* [Task instructions]: Copy the listing below in full and skip every picture.

* [Extracted information]:
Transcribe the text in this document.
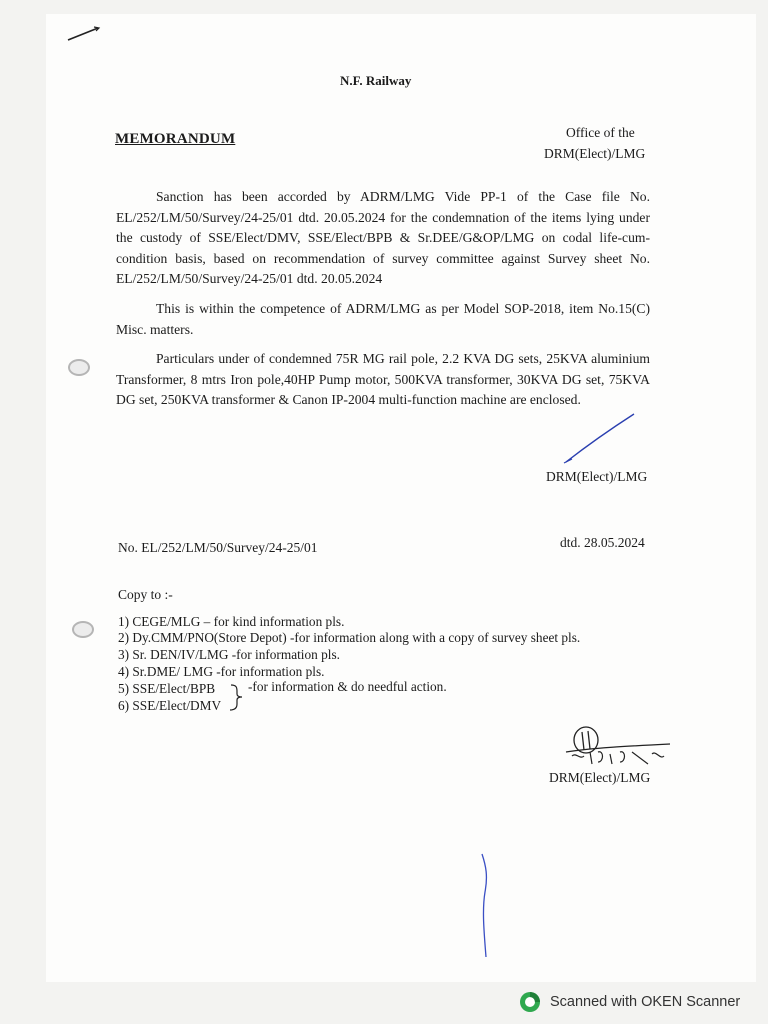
N.F. Railway
MEMORANDUM	Office of the
DRM(Elect)/LMG
Sanction has been accorded by ADRM/LMG Vide PP-1 of the Case file No. EL/252/LM/50/Survey/24-25/01 dtd. 20.05.2024 for the condemnation of the items lying under the custody of SSE/Elect/DMV, SSE/Elect/BPB & Sr.DEE/G&OP/LMG on codal life-cum-condition basis, based on recommendation of survey committee against Survey sheet No. EL/252/LM/50/Survey/24-25/01 dtd. 20.05.2024
This is within the competence of ADRM/LMG as per Model SOP-2018, item No.15(C) Misc. matters.
Particulars under of condemned 75R MG rail pole, 2.2 KVA DG sets, 25KVA aluminium Transformer, 8 mtrs Iron pole,40HP Pump motor, 500KVA transformer, 30KVA DG set, 75KVA DG set, 250KVA transformer & Canon IP-2004 multi-function machine are enclosed.
DRM(Elect)/LMG
No. EL/252/LM/50/Survey/24-25/01	dtd. 28.05.2024
Copy to :-
1) CEGE/MLG – for kind information pls.
2) Dy.CMM/PNO(Store Depot) -for information along with a copy of survey sheet pls.
3) Sr. DEN/IV/LMG -for information pls.
4) Sr.DME/ LMG -for information pls.
5) SSE/Elect/BPB
6) SSE/Elect/DMV
-for information & do needful action.
DRM(Elect)/LMG
Scanned with OKEN Scanner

* [Output for this task]:
Transcribe the text in this document.
N.F. Railway
MEMORANDUM	Office of the
DRM(Elect)/LMG
Sanction has been accorded by ADRM/LMG Vide PP-1 of the Case file No. EL/252/LM/50/Survey/24-25/01 dtd. 20.05.2024 for the condemnation of the items lying under the custody of SSE/Elect/DMV, SSE/Elect/BPB & Sr.DEE/G&OP/LMG on codal life-cum-condition basis, based on recommendation of survey committee against Survey sheet No. EL/252/LM/50/Survey/24-25/01 dtd. 20.05.2024
This is within the competence of ADRM/LMG as per Model SOP-2018, item No.15(C) Misc. matters.
Particulars under of condemned 75R MG rail pole, 2.2 KVA DG sets, 25KVA aluminium Transformer, 8 mtrs Iron pole,40HP Pump motor, 500KVA transformer, 30KVA DG set, 75KVA DG set, 250KVA transformer & Canon IP-2004 multi-function machine are enclosed.
DRM(Elect)/LMG
No. EL/252/LM/50/Survey/24-25/01	dtd. 28.05.2024
Copy to :-
1) CEGE/MLG – for kind information pls.
2) Dy.CMM/PNO(Store Depot) -for information along with a copy of survey sheet pls.
3) Sr. DEN/IV/LMG -for information pls.
4) Sr.DME/ LMG -for information pls.
5) SSE/Elect/BPB
6) SSE/Elect/DMV
-for information & do needful action.
DRM(Elect)/LMG
Scanned with OKEN Scanner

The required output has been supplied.